(Data listing)
>> Begin
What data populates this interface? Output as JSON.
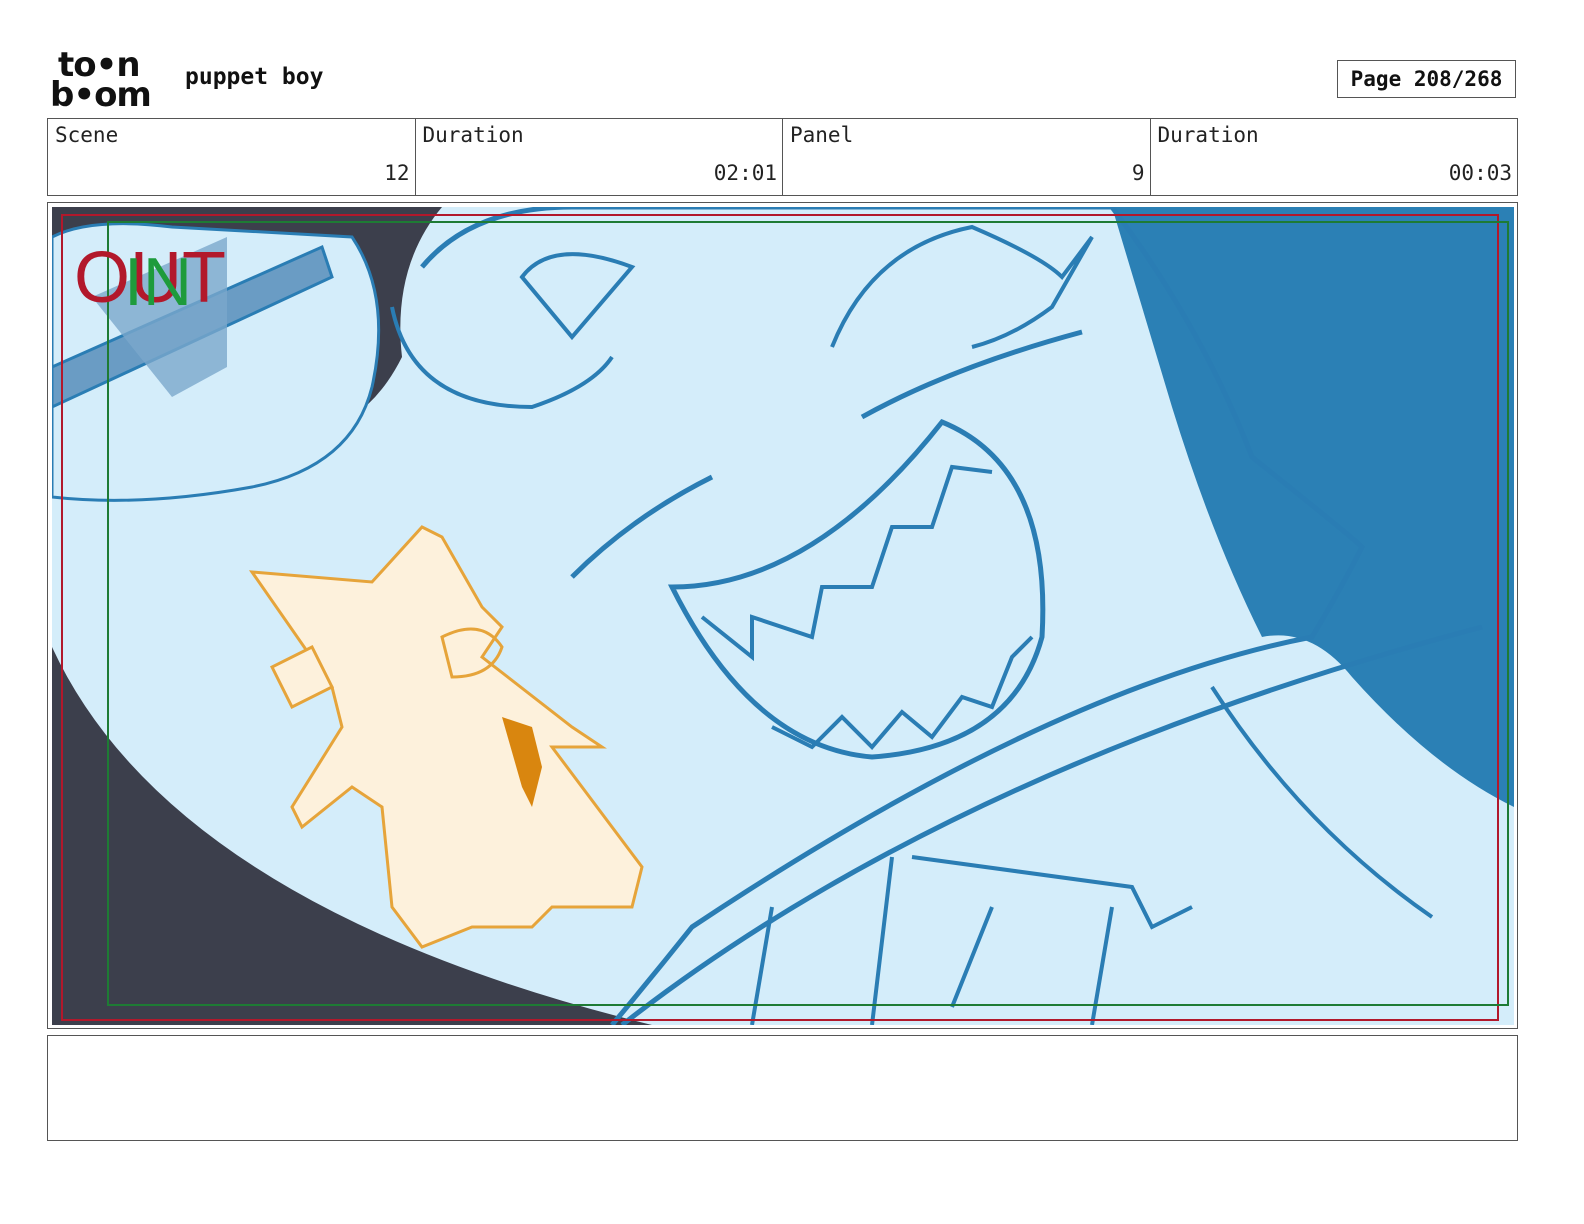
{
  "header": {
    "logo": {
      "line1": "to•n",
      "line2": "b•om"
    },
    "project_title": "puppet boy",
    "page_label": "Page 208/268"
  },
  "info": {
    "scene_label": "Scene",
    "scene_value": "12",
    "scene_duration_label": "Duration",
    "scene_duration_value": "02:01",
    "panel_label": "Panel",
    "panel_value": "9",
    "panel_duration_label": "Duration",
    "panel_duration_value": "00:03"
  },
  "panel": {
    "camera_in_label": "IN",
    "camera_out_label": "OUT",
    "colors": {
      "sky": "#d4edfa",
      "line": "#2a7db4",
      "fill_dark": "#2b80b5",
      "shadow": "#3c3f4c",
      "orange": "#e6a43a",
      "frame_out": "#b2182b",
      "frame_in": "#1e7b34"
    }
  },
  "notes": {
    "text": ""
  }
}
>> End
## Exercise description
Write the listing out a second time exactly, dropping all images.

## Correct result
What data populates this interface? Output as JSON.
{
  "header": {
    "logo": {
      "line1": "to•n",
      "line2": "b•om"
    },
    "project_title": "puppet boy",
    "page_label": "Page 208/268"
  },
  "info": {
    "scene_label": "Scene",
    "scene_value": "12",
    "scene_duration_label": "Duration",
    "scene_duration_value": "02:01",
    "panel_label": "Panel",
    "panel_value": "9",
    "panel_duration_label": "Duration",
    "panel_duration_value": "00:03"
  },
  "panel": {
    "camera_in_label": "IN",
    "camera_out_label": "OUT",
    "colors": {
      "sky": "#d4edfa",
      "line": "#2a7db4",
      "fill_dark": "#2b80b5",
      "shadow": "#3c3f4c",
      "orange": "#e6a43a",
      "frame_out": "#b2182b",
      "frame_in": "#1e7b34"
    }
  },
  "notes": {
    "text": ""
  }
}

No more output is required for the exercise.